<<<<
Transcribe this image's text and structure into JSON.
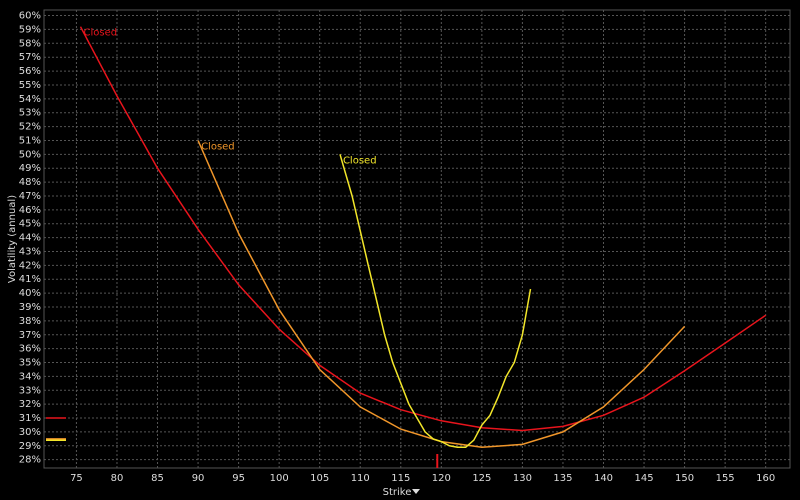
{
  "chart_data": {
    "type": "line",
    "y_label": "Volatility (annual)",
    "x_label": "Strike",
    "xlim": [
      71,
      163
    ],
    "ylim": [
      27.4,
      60.4
    ],
    "xticks": [
      75,
      80,
      85,
      90,
      95,
      100,
      105,
      110,
      115,
      120,
      125,
      130,
      135,
      140,
      145,
      150,
      155,
      160
    ],
    "yticks": [
      {
        "value": 28,
        "label": "28%"
      },
      {
        "value": 29,
        "label": "29%"
      },
      {
        "value": 30,
        "label": "30%"
      },
      {
        "value": 31,
        "label": "31%"
      },
      {
        "value": 32,
        "label": "32%"
      },
      {
        "value": 33,
        "label": "33%"
      },
      {
        "value": 34,
        "label": "34%"
      },
      {
        "value": 35,
        "label": "35%"
      },
      {
        "value": 36,
        "label": "36%"
      },
      {
        "value": 37,
        "label": "37%"
      },
      {
        "value": 38,
        "label": "38%"
      },
      {
        "value": 39,
        "label": "39%"
      },
      {
        "value": 40,
        "label": "40%"
      },
      {
        "value": 41,
        "label": "41%"
      },
      {
        "value": 42,
        "label": "42%"
      },
      {
        "value": 43,
        "label": "43%"
      },
      {
        "value": 44,
        "label": "44%"
      },
      {
        "value": 45,
        "label": "45%"
      },
      {
        "value": 46,
        "label": "46%"
      },
      {
        "value": 47,
        "label": "47%"
      },
      {
        "value": 48,
        "label": "48%"
      },
      {
        "value": 49,
        "label": "49%"
      },
      {
        "value": 50,
        "label": "50%"
      },
      {
        "value": 51,
        "label": "51%"
      },
      {
        "value": 52,
        "label": "52%"
      },
      {
        "value": 53,
        "label": "53%"
      },
      {
        "value": 54,
        "label": "54%"
      },
      {
        "value": 55,
        "label": "55%"
      },
      {
        "value": 56,
        "label": "56%"
      },
      {
        "value": 57,
        "label": "57%"
      },
      {
        "value": 58,
        "label": "58%"
      },
      {
        "value": 59,
        "label": "59%"
      },
      {
        "value": 60,
        "label": "60%"
      }
    ],
    "grid": true,
    "series": [
      {
        "name": "Closed",
        "color": "#e8141c",
        "x": [
          75.5,
          80,
          85,
          90,
          95,
          100,
          105,
          110,
          115,
          120,
          125,
          130,
          135,
          140,
          145,
          150,
          155,
          160
        ],
        "values": [
          59.2,
          54.2,
          49,
          44.6,
          40.6,
          37.4,
          34.8,
          32.8,
          31.6,
          30.8,
          30.3,
          30.1,
          30.4,
          31.2,
          32.5,
          34.4,
          36.4,
          38.4
        ]
      },
      {
        "name": "Closed",
        "color": "#f0962a",
        "x": [
          90,
          95,
          100,
          105,
          110,
          115,
          120,
          125,
          130,
          135,
          140,
          145,
          150
        ],
        "values": [
          51,
          44.3,
          38.8,
          34.5,
          31.8,
          30.2,
          29.3,
          28.9,
          29.1,
          30,
          31.8,
          34.5,
          37.6
        ]
      },
      {
        "name": "Closed",
        "color": "#f2e62a",
        "x": [
          107.5,
          109,
          110,
          111,
          112,
          113,
          114,
          115,
          116,
          117,
          118,
          119,
          120,
          121,
          122,
          123,
          124,
          125,
          126,
          127,
          128,
          129,
          130,
          131
        ],
        "values": [
          50,
          47,
          44.5,
          42,
          39.5,
          37,
          35,
          33.5,
          32,
          31,
          30,
          29.5,
          29.3,
          29,
          28.9,
          28.9,
          29.4,
          30.5,
          31.2,
          32.5,
          34,
          35,
          37,
          40.3
        ]
      }
    ],
    "y_markers": [
      {
        "value": 31,
        "color": "#e8141c"
      },
      {
        "value": 29.5,
        "color": "#f0962a"
      },
      {
        "value": 29.4,
        "color": "#f2e62a"
      }
    ],
    "x_marker": {
      "value": 119.5,
      "color": "#e8141c"
    }
  }
}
>>>>
Copy all the lines of data exactly as they appear, dropping any images.

Transcribe this image's text and structure into JSON.
{
  "chart_data": {
    "type": "line",
    "y_label": "Volatility (annual)",
    "x_label": "Strike",
    "xlim": [
      71,
      163
    ],
    "ylim": [
      27.4,
      60.4
    ],
    "xticks": [
      75,
      80,
      85,
      90,
      95,
      100,
      105,
      110,
      115,
      120,
      125,
      130,
      135,
      140,
      145,
      150,
      155,
      160
    ],
    "yticks": [
      {
        "value": 28,
        "label": "28%"
      },
      {
        "value": 29,
        "label": "29%"
      },
      {
        "value": 30,
        "label": "30%"
      },
      {
        "value": 31,
        "label": "31%"
      },
      {
        "value": 32,
        "label": "32%"
      },
      {
        "value": 33,
        "label": "33%"
      },
      {
        "value": 34,
        "label": "34%"
      },
      {
        "value": 35,
        "label": "35%"
      },
      {
        "value": 36,
        "label": "36%"
      },
      {
        "value": 37,
        "label": "37%"
      },
      {
        "value": 38,
        "label": "38%"
      },
      {
        "value": 39,
        "label": "39%"
      },
      {
        "value": 40,
        "label": "40%"
      },
      {
        "value": 41,
        "label": "41%"
      },
      {
        "value": 42,
        "label": "42%"
      },
      {
        "value": 43,
        "label": "43%"
      },
      {
        "value": 44,
        "label": "44%"
      },
      {
        "value": 45,
        "label": "45%"
      },
      {
        "value": 46,
        "label": "46%"
      },
      {
        "value": 47,
        "label": "47%"
      },
      {
        "value": 48,
        "label": "48%"
      },
      {
        "value": 49,
        "label": "49%"
      },
      {
        "value": 50,
        "label": "50%"
      },
      {
        "value": 51,
        "label": "51%"
      },
      {
        "value": 52,
        "label": "52%"
      },
      {
        "value": 53,
        "label": "53%"
      },
      {
        "value": 54,
        "label": "54%"
      },
      {
        "value": 55,
        "label": "55%"
      },
      {
        "value": 56,
        "label": "56%"
      },
      {
        "value": 57,
        "label": "57%"
      },
      {
        "value": 58,
        "label": "58%"
      },
      {
        "value": 59,
        "label": "59%"
      },
      {
        "value": 60,
        "label": "60%"
      }
    ],
    "grid": true,
    "series": [
      {
        "name": "Closed",
        "color": "#e8141c",
        "x": [
          75.5,
          80,
          85,
          90,
          95,
          100,
          105,
          110,
          115,
          120,
          125,
          130,
          135,
          140,
          145,
          150,
          155,
          160
        ],
        "values": [
          59.2,
          54.2,
          49,
          44.6,
          40.6,
          37.4,
          34.8,
          32.8,
          31.6,
          30.8,
          30.3,
          30.1,
          30.4,
          31.2,
          32.5,
          34.4,
          36.4,
          38.4
        ]
      },
      {
        "name": "Closed",
        "color": "#f0962a",
        "x": [
          90,
          95,
          100,
          105,
          110,
          115,
          120,
          125,
          130,
          135,
          140,
          145,
          150
        ],
        "values": [
          51,
          44.3,
          38.8,
          34.5,
          31.8,
          30.2,
          29.3,
          28.9,
          29.1,
          30,
          31.8,
          34.5,
          37.6
        ]
      },
      {
        "name": "Closed",
        "color": "#f2e62a",
        "x": [
          107.5,
          109,
          110,
          111,
          112,
          113,
          114,
          115,
          116,
          117,
          118,
          119,
          120,
          121,
          122,
          123,
          124,
          125,
          126,
          127,
          128,
          129,
          130,
          131
        ],
        "values": [
          50,
          47,
          44.5,
          42,
          39.5,
          37,
          35,
          33.5,
          32,
          31,
          30,
          29.5,
          29.3,
          29,
          28.9,
          28.9,
          29.4,
          30.5,
          31.2,
          32.5,
          34,
          35,
          37,
          40.3
        ]
      }
    ],
    "y_markers": [
      {
        "value": 31,
        "color": "#e8141c"
      },
      {
        "value": 29.5,
        "color": "#f0962a"
      },
      {
        "value": 29.4,
        "color": "#f2e62a"
      }
    ],
    "x_marker": {
      "value": 119.5,
      "color": "#e8141c"
    }
  }
}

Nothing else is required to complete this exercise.